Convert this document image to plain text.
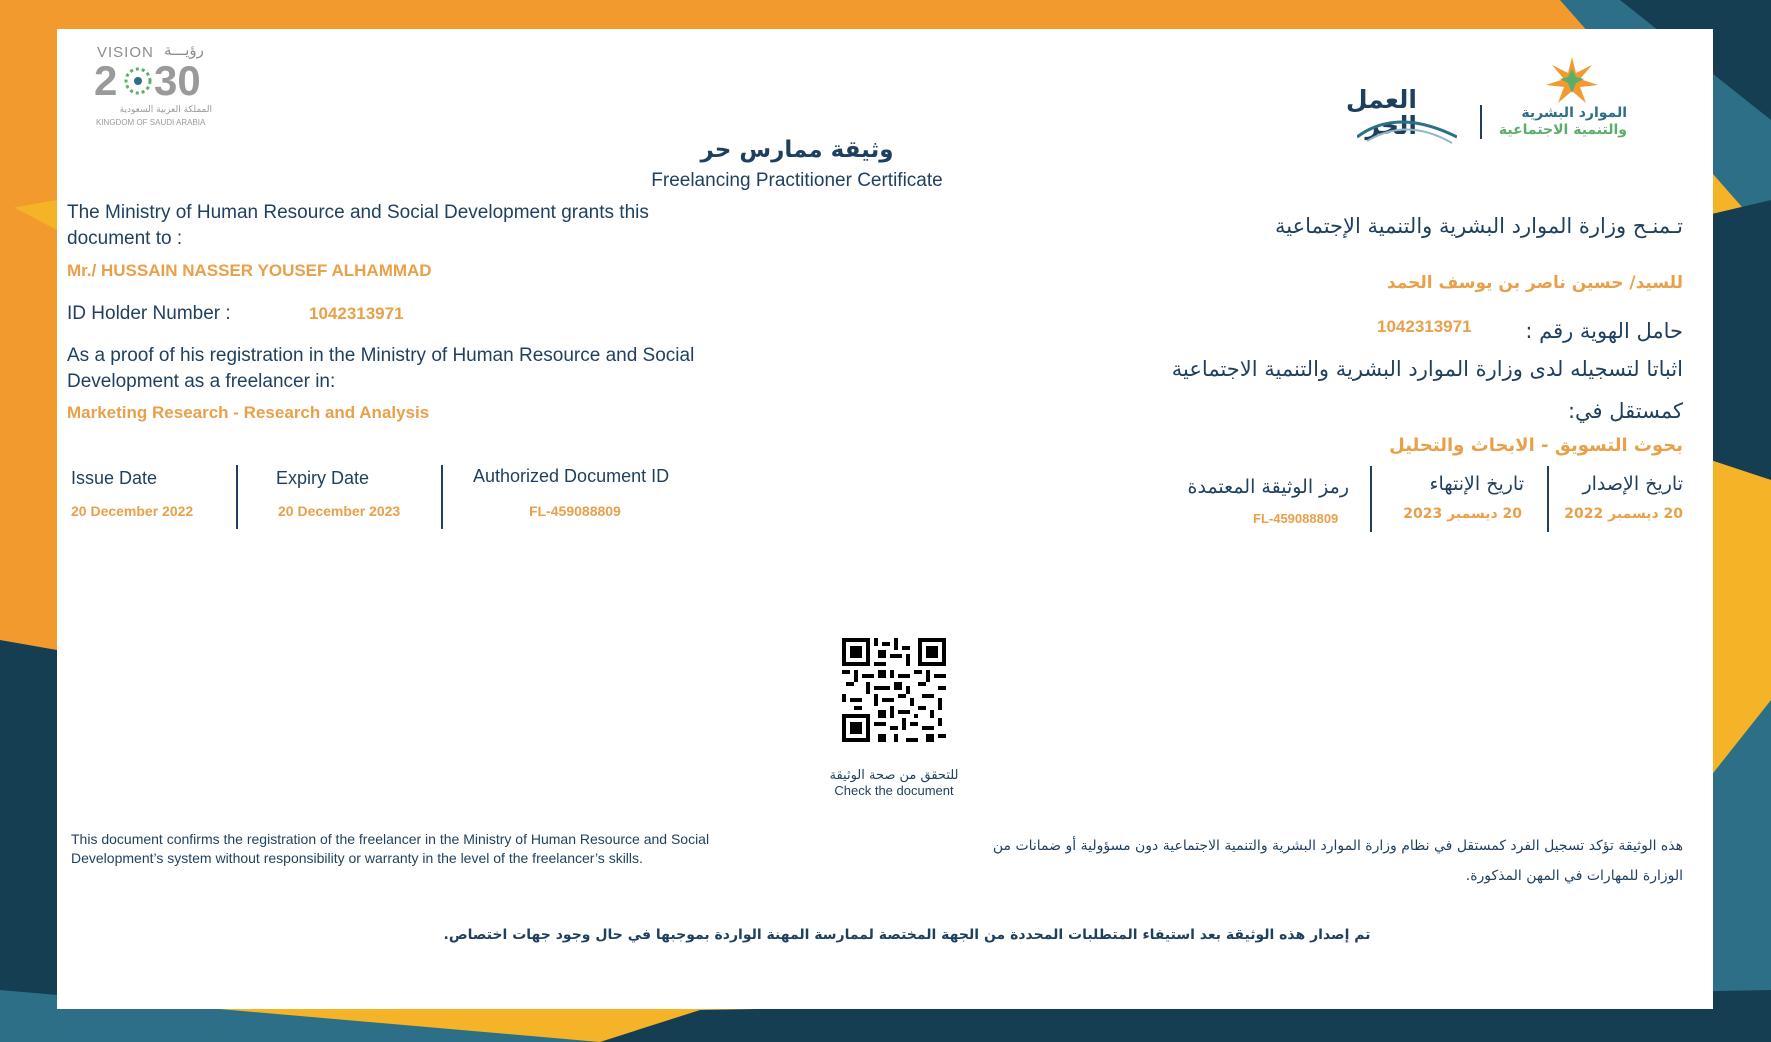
VISION رؤيـــة
2 30
المملكة العربية السعودية
KINGDOM OF SAUDI ARABIA
العمل الحر	الموارد البشرية
والتنمية الاجتماعية
وثيقة ممارس حر
Freelancing Practitioner Certificate
The Ministry of Human Resource and Social Development grants this document to :
Mr./ HUSSAIN NASSER YOUSEF ALHAMMAD
ID Holder Number :	1042313971
As a proof of his registration in the Ministry of Human Resource and Social Development as a freelancer in:
Marketing Research - Research and Analysis
Issue Date
20 December 2022
Expiry Date
20 December 2023
Authorized Document ID
FL-459088809
تـمنـح وزارة الموارد البشرية والتنمية الإجتماعية
للسيد/ حسين ناصر بن يوسف الحمد
حامل الهوية رقم :
1042313971
اثباتا لتسجيله لدى وزارة الموارد البشرية والتنمية الاجتماعية
كمستقل في:
بحوث التسويق - الابحاث والتحليل
تاريخ الإصدار
20 ديسمبر 2022
تاريخ الإنتهاء
20 ديسمبر 2023
رمز الوثيقة المعتمدة
FL-459088809
للتحقق من صحة الوثيقة
Check the document
This document confirms the registration of the freelancer in the Ministry of Human Resource and Social Development’s system without responsibility or warranty in the level of the freelancer’s skills.
هذه الوثيقة تؤكد تسجيل الفرد كمستقل في نظام وزارة الموارد البشرية والتنمية الاجتماعية دون مسؤولية أو ضمانات من
الوزارة للمهارات في المهن المذكورة.
تم إصدار هذه الوثيقة بعد استيفاء المتطلبات المحددة من الجهة المختصة لممارسة المهنة الواردة بموجبها في حال وجود جهات اختصاص.
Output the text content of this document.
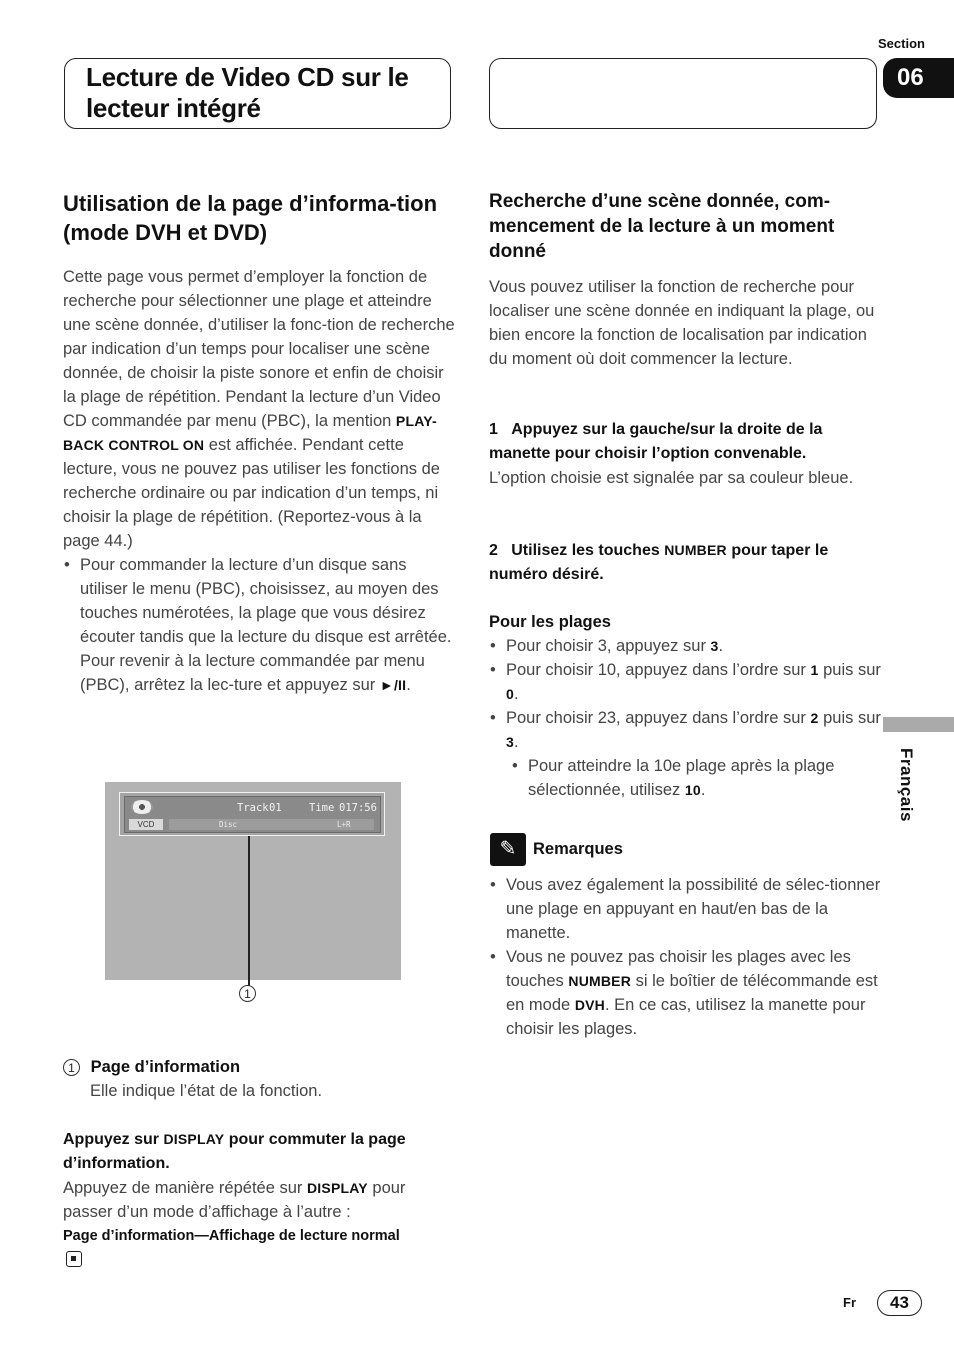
Section
06
Lecture de Video CD sur le lecteur intégré
Utilisation de la page d’informa-tion (mode DVH et DVD)

Cette page vous permet d’employer la fonction de recherche pour sélectionner une plage et atteindre une scène donnée, d’utiliser la fonc-tion de recherche par indication d’un temps pour localiser une scène donnée, de choisir la piste sonore et enfin de choisir la plage de répétition. Pendant la lecture d’un Video CD commandée par menu (PBC), la mention PLAY-BACK CONTROL ON est affichée. Pendant cette lecture, vous ne pouvez pas utiliser les fonctions de recherche ordinaire ou par indication d’un temps, ni choisir la plage de répétition. (Reportez-vous à la page 44.)

• Pour commander la lecture d’un disque sans utiliser le menu (PBC), choisissez, au moyen des touches numérotées, la plage que vous désirez écouter tandis que la lecture du disque est arrêtée. Pour revenir à la lecture commandée par menu (PBC), arrêtez la lec-ture et appuyez sur ►/II.
VCD
Track 01	Time 017:56
Disc	L+R
1

1 Page d’information

Elle indique l’état de la fonction.

Appuyez sur DISPLAY pour commuter la page d’information.

Appuyez de manière répétée sur DISPLAY pour passer d’un mode d’affichage à l’autre :

Page d’information—Affichage de lecture normal

Recherche d’une scène donnée, com-mencement de la lecture à un moment donné
Vous pouvez utiliser la fonction de recherche pour localiser une scène donnée en indiquant la plage, ou bien encore la fonction de localisation par indication du moment où doit commencer la lecture.

1 Appuyez sur la gauche/sur la droite de la manette pour choisir l’option convenable.

L’option choisie est signalée par sa couleur bleue.

2 Utilisez les touches NUMBER pour taper le numéro désiré.

Pour les plages

• Pour choisir 3, appuyez sur 3.
• Pour choisir 10, appuyez dans l’ordre sur 1 puis sur 0.
• Pour choisir 23, appuyez dans l’ordre sur 2 puis sur 3.
• Pour atteindre la 10e plage après la plage sélectionnée, utilisez 10.
✎	Remarques
• Vous avez également la possibilité de sélec-tionner une plage en appuyant en haut/en bas de la manette.
• Vous ne pouvez pas choisir les plages avec les touches NUMBER si le boîtier de télécommande est en mode DVH. En ce cas, utilisez la manette pour choisir les plages.
Français
Fr	43
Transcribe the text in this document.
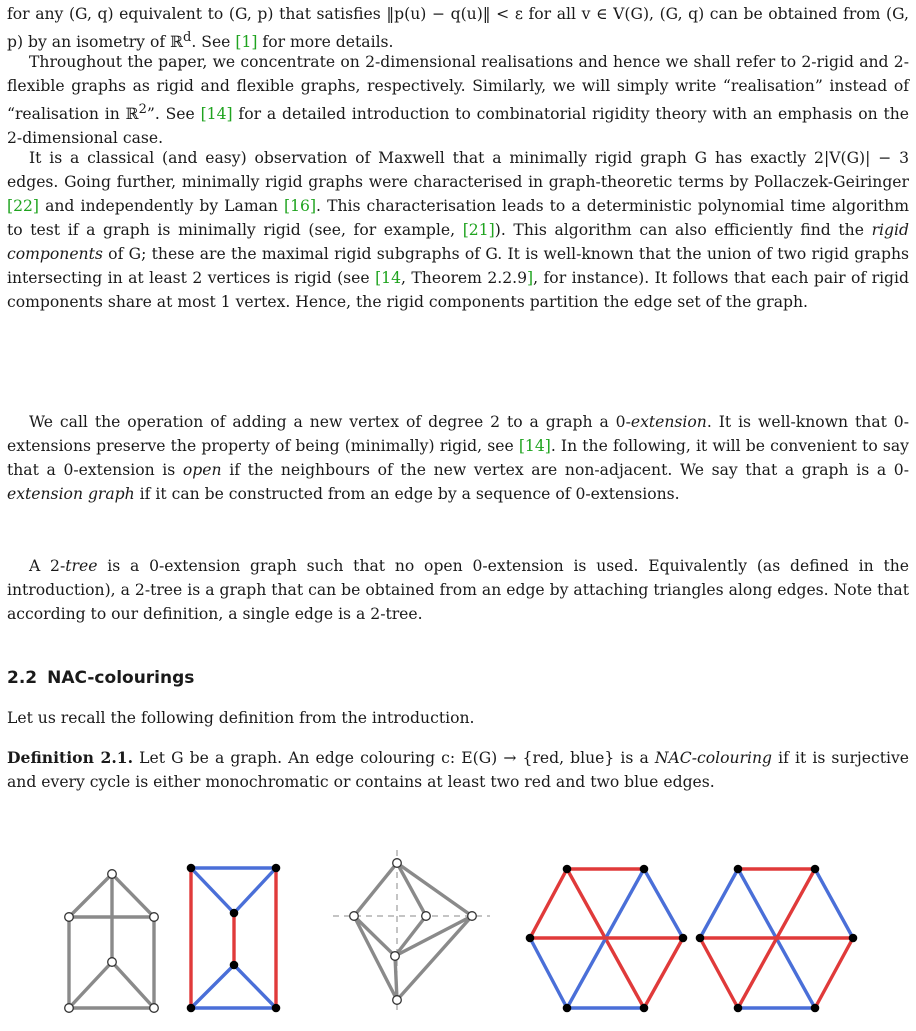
for any (G, q) equivalent to (G, p) that satisfies ‖p(u) − q(u)‖ < ε for all v ∈ V(G), (G, q) can be obtained from (G, p) by an isometry of ℝ$^d$. See [1] for more details.
Throughout the paper, we concentrate on 2-dimensional realisations and hence we shall refer to 2-rigid and 2-flexible graphs as rigid and flexible graphs, respectively. Similarly, we will simply write “realisation” instead of “realisation in ℝ$^2$”. See [14] for a detailed introduction to combinatorial rigidity theory with an emphasis on the 2-dimensional case.
It is a classical (and easy) observation of Maxwell that a minimally rigid graph G has exactly 2|V(G)| − 3 edges. Going further, minimally rigid graphs were characterised in graph-theoretic terms by Pollaczek-Geiringer [22] and independently by Laman [16]. This characterisation leads to a deterministic polynomial time algorithm to test if a graph is minimally rigid (see, for example, [21]). This algorithm can also efficiently find the rigid components of G; these are the maximal rigid subgraphs of G. It is well-known that the union of two rigid graphs intersecting in at least 2 vertices is rigid (see [14, Theorem 2.2.9], for instance). It follows that each pair of rigid components share at most 1 vertex. Hence, the rigid components partition the edge set of the graph.
We call the operation of adding a new vertex of degree 2 to a graph a 0-extension. It is well-known that 0-extensions preserve the property of being (minimally) rigid, see [14]. In the following, it will be convenient to say that a 0-extension is open if the neighbours of the new vertex are non-adjacent. We say that a graph is a 0-extension graph if it can be constructed from an edge by a sequence of 0-extensions.
A 2-tree is a 0-extension graph such that no open 0-extension is used. Equivalently (as defined in the introduction), a 2-tree is a graph that can be obtained from an edge by attaching triangles along edges. Note that according to our definition, a single edge is a 2-tree.
2.2 NAC-colourings
Let us recall the following definition from the introduction.
Definition 2.1. Let G be a graph. An edge colouring c: E(G) → {red, blue} is a NAC-colouring if it is surjective and every cycle is either monochromatic or contains at least two red and two blue edges.
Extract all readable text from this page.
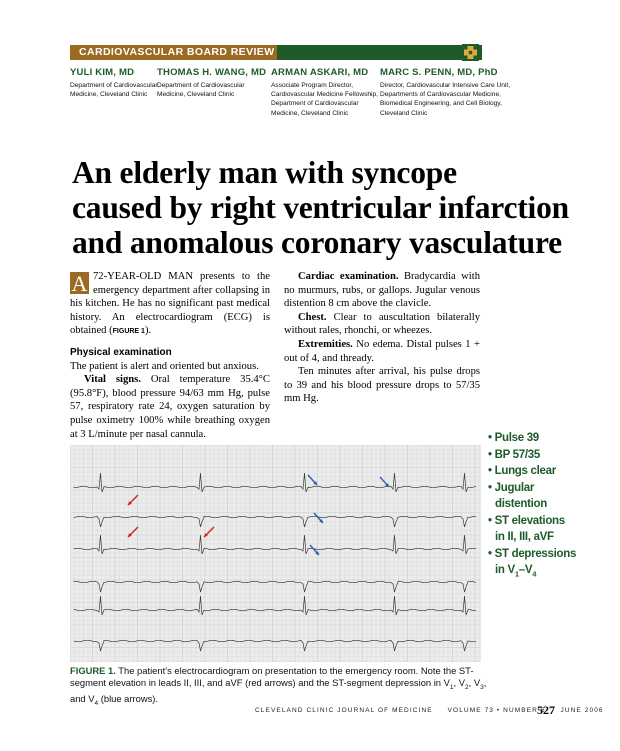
CARDIOVASCULAR BOARD REVIEW
YULI KIM, MD
Department of Cardiovascular
Medicine, Cleveland Clinic
THOMAS H. WANG, MD
Department of Cardiovascular
Medicine, Cleveland Clinic
ARMAN ASKARI, MD
Associate Program Director,
Cardiovascular Medicine Fellowship,
Department of Cardiovascular
Medicine, Cleveland Clinic
MARC S. PENN, MD, PhD
Director, Cardiovascular Intensive Care Unit,
Departments of Cardiovascular Medicine,
Biomedical Engineering, and Cell Biology,
Cleveland Clinic
An elderly man with syncope
caused by right ventricular infarction
and anomalous coronary vasculature

A 72-YEAR-OLD MAN presents to the emergency department after collapsing in his kitchen. He has no significant past medical history. An electrocardiogram (ECG) is obtained (FIGURE 1).

Physical examination

The patient is alert and oriented but anxious.

Vital signs. Oral temperature 35.4°C (95.8°F), blood pressure 94/63 mm Hg, pulse 57, respiratory rate 24, oxygen saturation by pulse oximetry 100% while breathing oxygen at 3 L/minute per nasal cannula.

Cardiac examination. Bradycardia with no murmurs, rubs, or gallops. Jugular venous distention 8 cm above the clavicle.

Chest. Clear to auscultation bilaterally without rales, rhonchi, or wheezes.

Extremities. No edema. Distal pulses 1 + out of 4, and thready.

Ten minutes after arrival, his pulse drops to 39 and his blood pressure drops to 57/35 mm Hg.

• Pulse 39
• BP 57/35
• Lungs clear
• Jugular
distention
• ST elevations
in II, III, aVF
• ST depressions
in $V_1-V_4$
FIGURE 1. The patient’s electrocardiogram on presentation to the emergency room. Note the ST-segment elevation in leads II, III, and aVF (red arrows) and the ST-segment depression in $V_1$, $V_2$, $V_3$, and $V_4$ (blue arrows).
CLEVELAND CLINIC JOURNAL OF MEDICINE VOLUME 73 • NUMBER 6 JUNE 2006
527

→ What is asked
Find every line in the entries that includes the word "text", then state how many there are and nothing else.

→ Result
4